**EXERCISE TASK:** Where the string "worn" occurs in the material below, report the whole line.

Data records:
========================

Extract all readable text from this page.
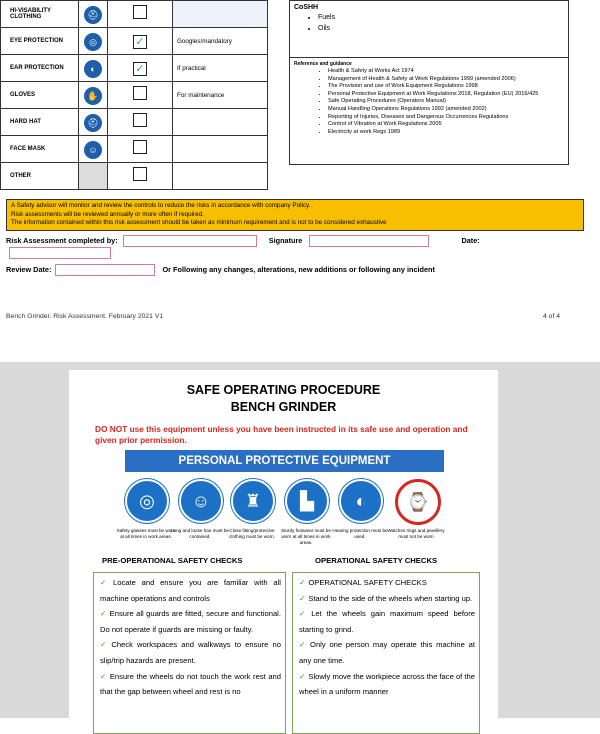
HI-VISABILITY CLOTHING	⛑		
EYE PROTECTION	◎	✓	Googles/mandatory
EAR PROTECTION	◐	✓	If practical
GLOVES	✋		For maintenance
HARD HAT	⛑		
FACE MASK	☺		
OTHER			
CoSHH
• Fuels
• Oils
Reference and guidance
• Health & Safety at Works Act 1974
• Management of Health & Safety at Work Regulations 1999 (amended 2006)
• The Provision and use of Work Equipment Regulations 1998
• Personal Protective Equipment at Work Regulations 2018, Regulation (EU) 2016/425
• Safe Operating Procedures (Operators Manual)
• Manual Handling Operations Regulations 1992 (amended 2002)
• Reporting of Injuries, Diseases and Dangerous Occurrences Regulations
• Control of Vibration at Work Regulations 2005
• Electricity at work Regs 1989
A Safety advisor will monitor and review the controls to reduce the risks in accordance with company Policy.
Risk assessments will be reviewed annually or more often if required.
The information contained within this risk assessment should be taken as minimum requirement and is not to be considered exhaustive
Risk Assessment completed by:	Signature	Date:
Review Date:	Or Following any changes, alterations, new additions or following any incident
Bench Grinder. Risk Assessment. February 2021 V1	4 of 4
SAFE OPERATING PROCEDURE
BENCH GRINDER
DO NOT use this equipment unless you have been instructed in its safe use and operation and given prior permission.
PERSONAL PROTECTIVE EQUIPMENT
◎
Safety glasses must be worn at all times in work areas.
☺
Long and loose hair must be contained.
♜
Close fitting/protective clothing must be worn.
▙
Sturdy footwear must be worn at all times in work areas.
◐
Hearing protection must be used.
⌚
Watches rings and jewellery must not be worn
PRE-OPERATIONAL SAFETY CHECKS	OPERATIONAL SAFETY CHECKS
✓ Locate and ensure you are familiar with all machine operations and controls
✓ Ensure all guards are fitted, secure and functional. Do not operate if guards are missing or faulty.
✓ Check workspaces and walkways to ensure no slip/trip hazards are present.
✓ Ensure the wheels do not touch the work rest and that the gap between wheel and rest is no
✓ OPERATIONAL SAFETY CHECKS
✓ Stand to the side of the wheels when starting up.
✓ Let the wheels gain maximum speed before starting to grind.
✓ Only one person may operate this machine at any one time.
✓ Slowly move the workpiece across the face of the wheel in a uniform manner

========================

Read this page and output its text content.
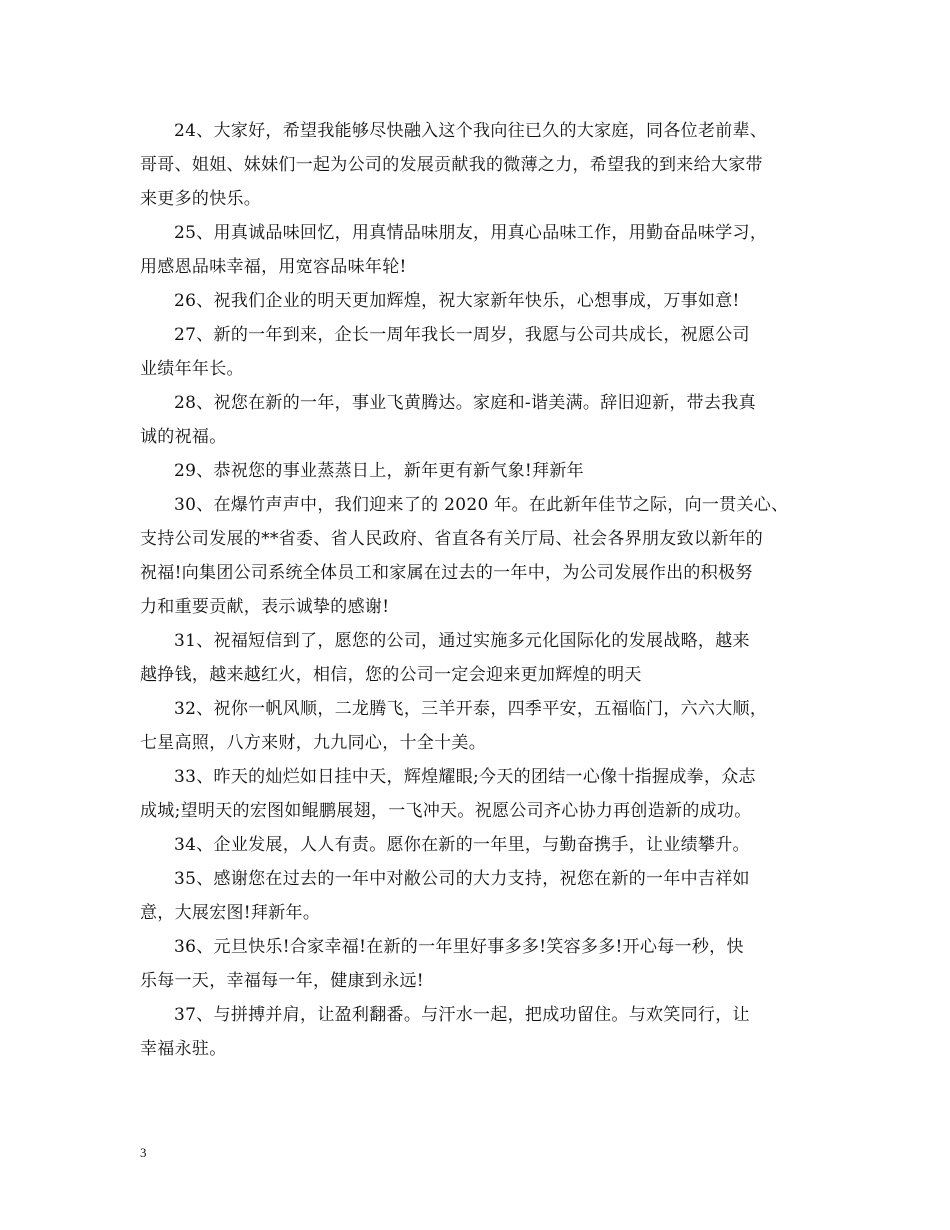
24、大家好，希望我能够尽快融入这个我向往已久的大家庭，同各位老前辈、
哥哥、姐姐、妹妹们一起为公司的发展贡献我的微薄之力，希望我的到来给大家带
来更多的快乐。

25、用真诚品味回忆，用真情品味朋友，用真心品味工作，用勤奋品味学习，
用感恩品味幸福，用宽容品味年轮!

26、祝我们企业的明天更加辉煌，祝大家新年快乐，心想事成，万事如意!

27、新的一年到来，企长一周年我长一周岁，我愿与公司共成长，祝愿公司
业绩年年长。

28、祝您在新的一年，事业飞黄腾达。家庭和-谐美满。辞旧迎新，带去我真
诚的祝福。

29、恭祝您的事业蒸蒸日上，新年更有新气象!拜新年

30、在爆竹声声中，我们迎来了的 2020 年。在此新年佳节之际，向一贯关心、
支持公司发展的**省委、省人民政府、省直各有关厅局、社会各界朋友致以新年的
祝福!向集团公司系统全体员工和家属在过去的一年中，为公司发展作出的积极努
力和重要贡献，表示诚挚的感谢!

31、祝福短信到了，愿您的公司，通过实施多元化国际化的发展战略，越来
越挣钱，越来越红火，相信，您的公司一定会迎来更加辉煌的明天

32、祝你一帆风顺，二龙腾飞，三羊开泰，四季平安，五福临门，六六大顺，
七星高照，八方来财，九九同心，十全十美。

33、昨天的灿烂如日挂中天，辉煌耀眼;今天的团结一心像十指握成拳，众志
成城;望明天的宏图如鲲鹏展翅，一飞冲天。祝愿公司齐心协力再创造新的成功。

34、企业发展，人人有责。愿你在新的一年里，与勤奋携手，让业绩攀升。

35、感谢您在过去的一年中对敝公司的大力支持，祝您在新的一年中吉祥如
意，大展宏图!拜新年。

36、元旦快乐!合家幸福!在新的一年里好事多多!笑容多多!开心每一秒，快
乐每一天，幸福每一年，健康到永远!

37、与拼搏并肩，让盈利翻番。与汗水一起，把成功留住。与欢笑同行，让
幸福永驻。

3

========================

**FULL SOLUTION:**
Safety glasses must be worn at all times in work areas.
Close fitting/protective clothing must be worn.
Sturdy footwear must be worn at all times in work areas.
Watches rings and jewellery must not be worn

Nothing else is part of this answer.